Excerpts from a figure dataset:
>> Begin
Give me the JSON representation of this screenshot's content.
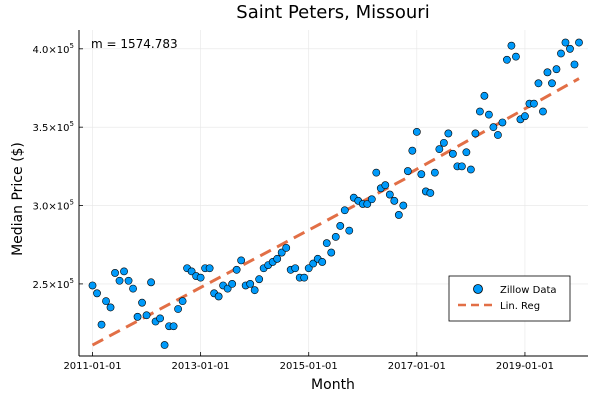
{
  "chart_data": {
    "type": "scatter",
    "title": "Saint Peters, Missouri",
    "xlabel": "Month",
    "ylabel": "Median Price ($)",
    "annotation": "m = 1574.783",
    "xlim": [
      "2010-10-01",
      "2020-03-01"
    ],
    "ylim": [
      204000,
      412000
    ],
    "x_ticks": [
      "2011-01-01",
      "2013-01-01",
      "2015-01-01",
      "2017-01-01",
      "2019-01-01"
    ],
    "y_ticks": [
      {
        "value": 250000,
        "mantissa": "2.5",
        "exp": "5"
      },
      {
        "value": 300000,
        "mantissa": "3.0",
        "exp": "5"
      },
      {
        "value": 350000,
        "mantissa": "3.5",
        "exp": "5"
      },
      {
        "value": 400000,
        "mantissa": "4.0",
        "exp": "5"
      }
    ],
    "grid": true,
    "legend_position": "bottom-right",
    "series": [
      {
        "name": "Zillow Data",
        "kind": "scatter",
        "color": "#009AFA",
        "points": [
          {
            "x": "2011-01",
            "y": 249000
          },
          {
            "x": "2011-02",
            "y": 244000
          },
          {
            "x": "2011-03",
            "y": 224000
          },
          {
            "x": "2011-04",
            "y": 239000
          },
          {
            "x": "2011-05",
            "y": 235000
          },
          {
            "x": "2011-06",
            "y": 257000
          },
          {
            "x": "2011-07",
            "y": 252000
          },
          {
            "x": "2011-08",
            "y": 258000
          },
          {
            "x": "2011-09",
            "y": 252000
          },
          {
            "x": "2011-10",
            "y": 247000
          },
          {
            "x": "2011-11",
            "y": 229000
          },
          {
            "x": "2011-12",
            "y": 238000
          },
          {
            "x": "2012-01",
            "y": 230000
          },
          {
            "x": "2012-02",
            "y": 251000
          },
          {
            "x": "2012-03",
            "y": 226000
          },
          {
            "x": "2012-04",
            "y": 228000
          },
          {
            "x": "2012-05",
            "y": 211000
          },
          {
            "x": "2012-06",
            "y": 223000
          },
          {
            "x": "2012-07",
            "y": 223000
          },
          {
            "x": "2012-08",
            "y": 234000
          },
          {
            "x": "2012-09",
            "y": 239000
          },
          {
            "x": "2012-10",
            "y": 260000
          },
          {
            "x": "2012-11",
            "y": 258000
          },
          {
            "x": "2012-12",
            "y": 255000
          },
          {
            "x": "2013-01",
            "y": 254000
          },
          {
            "x": "2013-02",
            "y": 260000
          },
          {
            "x": "2013-03",
            "y": 260000
          },
          {
            "x": "2013-04",
            "y": 244000
          },
          {
            "x": "2013-05",
            "y": 242000
          },
          {
            "x": "2013-06",
            "y": 249000
          },
          {
            "x": "2013-07",
            "y": 247000
          },
          {
            "x": "2013-08",
            "y": 250000
          },
          {
            "x": "2013-09",
            "y": 259000
          },
          {
            "x": "2013-10",
            "y": 265000
          },
          {
            "x": "2013-11",
            "y": 249000
          },
          {
            "x": "2013-12",
            "y": 250000
          },
          {
            "x": "2014-01",
            "y": 246000
          },
          {
            "x": "2014-02",
            "y": 253000
          },
          {
            "x": "2014-03",
            "y": 260000
          },
          {
            "x": "2014-04",
            "y": 262000
          },
          {
            "x": "2014-05",
            "y": 264000
          },
          {
            "x": "2014-06",
            "y": 266000
          },
          {
            "x": "2014-07",
            "y": 270000
          },
          {
            "x": "2014-08",
            "y": 273000
          },
          {
            "x": "2014-09",
            "y": 259000
          },
          {
            "x": "2014-10",
            "y": 260000
          },
          {
            "x": "2014-11",
            "y": 254000
          },
          {
            "x": "2014-12",
            "y": 254000
          },
          {
            "x": "2015-01",
            "y": 260000
          },
          {
            "x": "2015-02",
            "y": 263000
          },
          {
            "x": "2015-03",
            "y": 266000
          },
          {
            "x": "2015-04",
            "y": 264000
          },
          {
            "x": "2015-05",
            "y": 276000
          },
          {
            "x": "2015-06",
            "y": 270000
          },
          {
            "x": "2015-07",
            "y": 280000
          },
          {
            "x": "2015-08",
            "y": 287000
          },
          {
            "x": "2015-09",
            "y": 297000
          },
          {
            "x": "2015-10",
            "y": 284000
          },
          {
            "x": "2015-11",
            "y": 305000
          },
          {
            "x": "2015-12",
            "y": 303000
          },
          {
            "x": "2016-01",
            "y": 301000
          },
          {
            "x": "2016-02",
            "y": 301000
          },
          {
            "x": "2016-03",
            "y": 304000
          },
          {
            "x": "2016-04",
            "y": 321000
          },
          {
            "x": "2016-05",
            "y": 311000
          },
          {
            "x": "2016-06",
            "y": 313000
          },
          {
            "x": "2016-07",
            "y": 307000
          },
          {
            "x": "2016-08",
            "y": 303000
          },
          {
            "x": "2016-09",
            "y": 294000
          },
          {
            "x": "2016-10",
            "y": 300000
          },
          {
            "x": "2016-11",
            "y": 322000
          },
          {
            "x": "2016-12",
            "y": 335000
          },
          {
            "x": "2017-01",
            "y": 347000
          },
          {
            "x": "2017-02",
            "y": 320000
          },
          {
            "x": "2017-03",
            "y": 309000
          },
          {
            "x": "2017-04",
            "y": 308000
          },
          {
            "x": "2017-05",
            "y": 321000
          },
          {
            "x": "2017-06",
            "y": 336000
          },
          {
            "x": "2017-07",
            "y": 340000
          },
          {
            "x": "2017-08",
            "y": 346000
          },
          {
            "x": "2017-09",
            "y": 333000
          },
          {
            "x": "2017-10",
            "y": 325000
          },
          {
            "x": "2017-11",
            "y": 325000
          },
          {
            "x": "2017-12",
            "y": 334000
          },
          {
            "x": "2018-01",
            "y": 323000
          },
          {
            "x": "2018-02",
            "y": 346000
          },
          {
            "x": "2018-03",
            "y": 360000
          },
          {
            "x": "2018-04",
            "y": 370000
          },
          {
            "x": "2018-05",
            "y": 358000
          },
          {
            "x": "2018-06",
            "y": 350000
          },
          {
            "x": "2018-07",
            "y": 345000
          },
          {
            "x": "2018-08",
            "y": 353000
          },
          {
            "x": "2018-09",
            "y": 393000
          },
          {
            "x": "2018-10",
            "y": 402000
          },
          {
            "x": "2018-11",
            "y": 395000
          },
          {
            "x": "2018-12",
            "y": 355000
          },
          {
            "x": "2019-01",
            "y": 357000
          },
          {
            "x": "2019-02",
            "y": 365000
          },
          {
            "x": "2019-03",
            "y": 365000
          },
          {
            "x": "2019-04",
            "y": 378000
          },
          {
            "x": "2019-05",
            "y": 360000
          },
          {
            "x": "2019-06",
            "y": 385000
          },
          {
            "x": "2019-07",
            "y": 378000
          },
          {
            "x": "2019-08",
            "y": 387000
          },
          {
            "x": "2019-09",
            "y": 397000
          },
          {
            "x": "2019-10",
            "y": 404000
          },
          {
            "x": "2019-11",
            "y": 400000
          },
          {
            "x": "2019-12",
            "y": 390000
          },
          {
            "x": "2020-01",
            "y": 404000
          }
        ]
      },
      {
        "name": "Lin. Reg",
        "kind": "line",
        "style": "dashed",
        "color": "#E26F46",
        "segments": [
          [
            {
              "x": "2011-01",
              "y": 211000
            },
            {
              "x": "2016-11",
              "y": 318000
            }
          ],
          [
            {
              "x": "2016-11",
              "y": 320000
            },
            {
              "x": "2020-01",
              "y": 381000
            }
          ]
        ]
      }
    ]
  }
}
>> End
__Directive__.
Tally the lines of the records holding the word "mantissa", then give only the resulting number.

__Exercise response__.
4